## The task
Take every line that has the string "method" and copy it out.

## Entries
☆ ☆ ☆ ☆

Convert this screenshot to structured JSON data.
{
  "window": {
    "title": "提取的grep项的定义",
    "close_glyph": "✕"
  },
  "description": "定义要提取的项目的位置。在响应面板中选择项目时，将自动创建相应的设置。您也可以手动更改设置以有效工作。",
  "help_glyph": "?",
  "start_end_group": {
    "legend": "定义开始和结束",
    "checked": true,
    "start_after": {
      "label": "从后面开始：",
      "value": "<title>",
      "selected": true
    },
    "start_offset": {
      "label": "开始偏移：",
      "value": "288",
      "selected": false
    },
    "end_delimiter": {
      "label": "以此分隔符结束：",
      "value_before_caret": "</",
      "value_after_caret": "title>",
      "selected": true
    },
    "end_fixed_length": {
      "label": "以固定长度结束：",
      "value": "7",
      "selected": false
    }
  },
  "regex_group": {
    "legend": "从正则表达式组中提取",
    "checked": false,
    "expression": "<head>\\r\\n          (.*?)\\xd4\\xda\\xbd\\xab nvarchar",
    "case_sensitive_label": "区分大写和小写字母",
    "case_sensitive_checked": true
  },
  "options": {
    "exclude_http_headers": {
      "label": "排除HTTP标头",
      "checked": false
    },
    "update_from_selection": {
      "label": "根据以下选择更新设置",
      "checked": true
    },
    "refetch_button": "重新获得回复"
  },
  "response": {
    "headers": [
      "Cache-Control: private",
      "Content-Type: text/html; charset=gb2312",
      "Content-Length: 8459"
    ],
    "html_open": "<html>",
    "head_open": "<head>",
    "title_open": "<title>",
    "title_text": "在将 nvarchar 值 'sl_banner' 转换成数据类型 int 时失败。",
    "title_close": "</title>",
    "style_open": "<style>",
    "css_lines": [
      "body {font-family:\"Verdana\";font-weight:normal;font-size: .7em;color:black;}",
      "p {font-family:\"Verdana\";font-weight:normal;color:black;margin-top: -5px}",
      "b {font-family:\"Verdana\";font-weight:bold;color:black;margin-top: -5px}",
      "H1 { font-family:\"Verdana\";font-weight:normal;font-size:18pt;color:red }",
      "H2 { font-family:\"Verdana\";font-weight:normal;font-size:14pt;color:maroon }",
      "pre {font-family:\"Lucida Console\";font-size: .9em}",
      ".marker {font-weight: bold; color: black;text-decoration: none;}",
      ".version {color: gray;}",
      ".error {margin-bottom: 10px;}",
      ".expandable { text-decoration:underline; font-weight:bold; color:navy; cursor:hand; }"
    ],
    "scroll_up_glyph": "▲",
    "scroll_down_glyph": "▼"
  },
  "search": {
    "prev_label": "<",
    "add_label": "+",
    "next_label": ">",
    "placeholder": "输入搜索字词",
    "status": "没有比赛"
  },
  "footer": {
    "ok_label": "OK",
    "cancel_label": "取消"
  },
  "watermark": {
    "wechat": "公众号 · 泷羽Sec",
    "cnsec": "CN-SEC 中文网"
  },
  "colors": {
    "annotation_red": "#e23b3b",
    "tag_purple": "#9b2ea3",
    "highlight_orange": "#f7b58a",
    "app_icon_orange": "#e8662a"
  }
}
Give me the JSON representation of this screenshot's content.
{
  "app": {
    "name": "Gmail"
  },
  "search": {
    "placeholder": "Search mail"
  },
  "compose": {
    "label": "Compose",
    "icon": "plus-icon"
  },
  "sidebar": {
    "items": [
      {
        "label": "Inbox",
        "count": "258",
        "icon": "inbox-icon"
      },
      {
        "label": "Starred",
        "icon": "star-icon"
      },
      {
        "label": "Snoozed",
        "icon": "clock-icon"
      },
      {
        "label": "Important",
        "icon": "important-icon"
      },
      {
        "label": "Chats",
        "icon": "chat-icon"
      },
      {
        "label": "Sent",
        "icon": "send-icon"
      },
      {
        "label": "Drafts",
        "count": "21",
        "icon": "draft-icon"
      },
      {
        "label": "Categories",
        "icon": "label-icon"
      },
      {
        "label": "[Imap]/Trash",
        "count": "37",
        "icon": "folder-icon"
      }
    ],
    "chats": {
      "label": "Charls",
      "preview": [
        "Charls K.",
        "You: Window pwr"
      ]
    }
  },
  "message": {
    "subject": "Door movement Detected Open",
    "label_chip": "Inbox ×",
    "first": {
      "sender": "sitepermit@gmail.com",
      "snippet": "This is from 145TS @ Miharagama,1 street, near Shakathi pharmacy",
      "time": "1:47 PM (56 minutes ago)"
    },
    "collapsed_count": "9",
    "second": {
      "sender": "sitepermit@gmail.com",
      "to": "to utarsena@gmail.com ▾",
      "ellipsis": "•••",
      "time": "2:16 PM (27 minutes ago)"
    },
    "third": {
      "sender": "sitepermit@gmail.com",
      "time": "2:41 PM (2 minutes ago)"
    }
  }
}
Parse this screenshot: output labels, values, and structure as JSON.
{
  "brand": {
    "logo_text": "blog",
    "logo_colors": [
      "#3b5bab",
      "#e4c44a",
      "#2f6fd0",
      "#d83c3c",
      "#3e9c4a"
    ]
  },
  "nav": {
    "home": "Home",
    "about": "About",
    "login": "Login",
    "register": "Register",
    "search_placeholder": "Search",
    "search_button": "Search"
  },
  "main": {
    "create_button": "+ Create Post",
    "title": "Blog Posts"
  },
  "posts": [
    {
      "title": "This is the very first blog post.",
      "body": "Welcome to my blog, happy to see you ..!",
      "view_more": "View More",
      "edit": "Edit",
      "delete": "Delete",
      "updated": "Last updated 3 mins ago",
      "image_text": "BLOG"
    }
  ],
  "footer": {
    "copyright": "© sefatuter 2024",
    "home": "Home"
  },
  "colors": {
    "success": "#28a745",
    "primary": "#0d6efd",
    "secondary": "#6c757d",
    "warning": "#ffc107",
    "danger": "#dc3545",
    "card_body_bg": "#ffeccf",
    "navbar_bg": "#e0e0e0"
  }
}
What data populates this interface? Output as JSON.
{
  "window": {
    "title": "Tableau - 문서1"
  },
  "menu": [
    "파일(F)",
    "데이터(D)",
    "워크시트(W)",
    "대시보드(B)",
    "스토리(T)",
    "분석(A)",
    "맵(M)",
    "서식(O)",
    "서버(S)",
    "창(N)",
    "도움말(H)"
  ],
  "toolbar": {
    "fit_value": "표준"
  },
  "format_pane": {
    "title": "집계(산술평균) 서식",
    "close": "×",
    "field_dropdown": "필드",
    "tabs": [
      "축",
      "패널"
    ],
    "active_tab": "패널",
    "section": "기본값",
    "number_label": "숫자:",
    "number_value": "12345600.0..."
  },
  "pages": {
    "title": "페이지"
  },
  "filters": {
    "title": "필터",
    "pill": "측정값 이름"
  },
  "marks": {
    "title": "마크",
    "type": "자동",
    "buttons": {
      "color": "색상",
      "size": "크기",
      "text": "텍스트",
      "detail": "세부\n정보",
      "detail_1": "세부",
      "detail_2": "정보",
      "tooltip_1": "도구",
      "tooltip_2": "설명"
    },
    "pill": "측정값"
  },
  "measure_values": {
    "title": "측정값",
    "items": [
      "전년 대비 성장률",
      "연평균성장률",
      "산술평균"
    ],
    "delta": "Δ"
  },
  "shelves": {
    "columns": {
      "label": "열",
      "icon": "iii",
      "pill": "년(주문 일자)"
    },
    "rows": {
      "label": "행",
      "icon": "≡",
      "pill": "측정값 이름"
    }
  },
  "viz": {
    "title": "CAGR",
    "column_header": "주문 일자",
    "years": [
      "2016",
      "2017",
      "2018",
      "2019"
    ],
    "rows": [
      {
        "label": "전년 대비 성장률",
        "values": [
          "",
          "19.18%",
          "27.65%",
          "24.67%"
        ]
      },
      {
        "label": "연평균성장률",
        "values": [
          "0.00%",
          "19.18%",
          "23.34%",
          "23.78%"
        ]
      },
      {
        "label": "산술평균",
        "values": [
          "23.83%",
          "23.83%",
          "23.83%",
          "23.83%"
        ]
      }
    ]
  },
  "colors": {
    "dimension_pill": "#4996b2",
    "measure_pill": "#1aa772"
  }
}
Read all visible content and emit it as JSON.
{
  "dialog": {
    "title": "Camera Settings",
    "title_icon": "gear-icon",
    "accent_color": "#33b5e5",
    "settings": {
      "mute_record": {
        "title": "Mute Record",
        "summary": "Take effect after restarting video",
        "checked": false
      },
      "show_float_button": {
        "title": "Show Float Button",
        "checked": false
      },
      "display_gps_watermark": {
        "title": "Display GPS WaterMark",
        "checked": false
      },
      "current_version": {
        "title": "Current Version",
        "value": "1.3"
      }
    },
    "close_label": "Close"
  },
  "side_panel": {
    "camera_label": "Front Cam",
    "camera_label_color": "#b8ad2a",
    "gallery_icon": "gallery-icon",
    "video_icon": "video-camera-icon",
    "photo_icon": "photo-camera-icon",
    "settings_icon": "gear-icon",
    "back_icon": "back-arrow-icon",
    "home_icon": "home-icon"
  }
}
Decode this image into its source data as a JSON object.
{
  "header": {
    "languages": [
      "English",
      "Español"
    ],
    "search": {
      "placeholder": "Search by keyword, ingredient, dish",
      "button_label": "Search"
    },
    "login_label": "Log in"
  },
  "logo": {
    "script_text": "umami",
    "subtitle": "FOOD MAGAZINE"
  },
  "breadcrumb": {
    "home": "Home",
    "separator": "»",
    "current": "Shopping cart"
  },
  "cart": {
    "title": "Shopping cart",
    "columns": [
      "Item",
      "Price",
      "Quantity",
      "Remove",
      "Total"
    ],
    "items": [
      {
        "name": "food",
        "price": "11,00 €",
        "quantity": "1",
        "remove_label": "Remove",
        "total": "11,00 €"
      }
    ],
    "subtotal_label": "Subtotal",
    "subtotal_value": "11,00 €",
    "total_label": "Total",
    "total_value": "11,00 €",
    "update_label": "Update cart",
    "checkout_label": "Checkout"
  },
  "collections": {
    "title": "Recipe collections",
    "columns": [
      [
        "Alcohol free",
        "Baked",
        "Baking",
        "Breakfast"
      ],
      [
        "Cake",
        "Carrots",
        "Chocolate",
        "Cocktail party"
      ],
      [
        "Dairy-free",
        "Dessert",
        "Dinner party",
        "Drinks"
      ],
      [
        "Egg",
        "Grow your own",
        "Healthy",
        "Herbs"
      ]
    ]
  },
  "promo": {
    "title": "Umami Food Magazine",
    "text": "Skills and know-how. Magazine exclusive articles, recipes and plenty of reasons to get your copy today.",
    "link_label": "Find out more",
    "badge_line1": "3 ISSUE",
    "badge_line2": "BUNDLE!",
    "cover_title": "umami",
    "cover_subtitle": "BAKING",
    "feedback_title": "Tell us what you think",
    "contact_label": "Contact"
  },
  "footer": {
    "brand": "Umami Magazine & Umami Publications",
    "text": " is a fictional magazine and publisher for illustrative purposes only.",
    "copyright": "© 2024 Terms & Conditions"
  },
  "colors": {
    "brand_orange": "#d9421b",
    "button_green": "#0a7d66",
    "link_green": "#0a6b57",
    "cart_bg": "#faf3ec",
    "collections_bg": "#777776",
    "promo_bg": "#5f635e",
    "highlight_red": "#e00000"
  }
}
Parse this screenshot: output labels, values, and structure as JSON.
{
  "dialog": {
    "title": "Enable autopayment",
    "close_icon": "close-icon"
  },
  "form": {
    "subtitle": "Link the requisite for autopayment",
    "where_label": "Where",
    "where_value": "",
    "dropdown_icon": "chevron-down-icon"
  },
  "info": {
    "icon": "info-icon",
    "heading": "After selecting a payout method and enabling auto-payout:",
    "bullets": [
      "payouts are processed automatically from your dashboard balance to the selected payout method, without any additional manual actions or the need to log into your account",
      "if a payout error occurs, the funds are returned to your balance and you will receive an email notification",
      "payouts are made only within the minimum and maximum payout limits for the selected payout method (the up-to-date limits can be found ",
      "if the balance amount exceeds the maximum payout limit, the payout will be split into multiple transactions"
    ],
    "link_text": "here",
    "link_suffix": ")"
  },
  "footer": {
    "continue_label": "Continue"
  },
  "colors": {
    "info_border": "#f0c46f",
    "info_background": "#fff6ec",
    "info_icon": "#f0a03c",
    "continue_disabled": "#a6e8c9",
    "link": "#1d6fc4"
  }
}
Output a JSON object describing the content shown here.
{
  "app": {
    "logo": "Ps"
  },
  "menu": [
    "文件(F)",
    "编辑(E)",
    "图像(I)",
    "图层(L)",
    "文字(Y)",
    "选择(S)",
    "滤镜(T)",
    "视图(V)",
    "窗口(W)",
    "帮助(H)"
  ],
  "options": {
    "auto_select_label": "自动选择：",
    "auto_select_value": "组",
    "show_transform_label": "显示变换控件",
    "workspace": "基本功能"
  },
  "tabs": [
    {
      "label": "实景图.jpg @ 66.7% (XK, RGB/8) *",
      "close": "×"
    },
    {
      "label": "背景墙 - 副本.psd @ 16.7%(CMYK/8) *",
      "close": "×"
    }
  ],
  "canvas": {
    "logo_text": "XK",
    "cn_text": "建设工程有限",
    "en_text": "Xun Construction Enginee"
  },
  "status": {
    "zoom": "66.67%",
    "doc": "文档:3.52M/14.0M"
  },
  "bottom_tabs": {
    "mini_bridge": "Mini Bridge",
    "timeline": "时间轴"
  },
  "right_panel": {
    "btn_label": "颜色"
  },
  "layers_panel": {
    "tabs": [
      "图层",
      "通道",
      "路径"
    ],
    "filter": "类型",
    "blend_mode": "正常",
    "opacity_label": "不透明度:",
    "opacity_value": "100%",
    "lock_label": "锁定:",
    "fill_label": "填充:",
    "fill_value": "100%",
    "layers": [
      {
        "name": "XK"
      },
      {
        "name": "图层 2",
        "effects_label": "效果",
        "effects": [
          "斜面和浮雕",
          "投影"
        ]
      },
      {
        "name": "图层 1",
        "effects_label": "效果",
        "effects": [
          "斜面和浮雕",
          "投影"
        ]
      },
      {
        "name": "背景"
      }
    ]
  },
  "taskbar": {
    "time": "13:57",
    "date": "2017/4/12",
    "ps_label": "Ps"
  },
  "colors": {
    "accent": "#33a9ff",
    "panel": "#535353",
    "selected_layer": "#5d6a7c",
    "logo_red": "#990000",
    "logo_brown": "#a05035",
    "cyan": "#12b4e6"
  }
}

☆ ☆ ☆ ☆

## Output of the exercise
    "heading": "After selecting a payout method and enabling auto-payout:",
      "payouts are processed automatically from your dashboard balance to the selected payout method, without any additional manual actions or the need to log into your account",
      "payouts are made only within the minimum and maximum payout limits for the selected payout method (the up-to-date limits can be found ",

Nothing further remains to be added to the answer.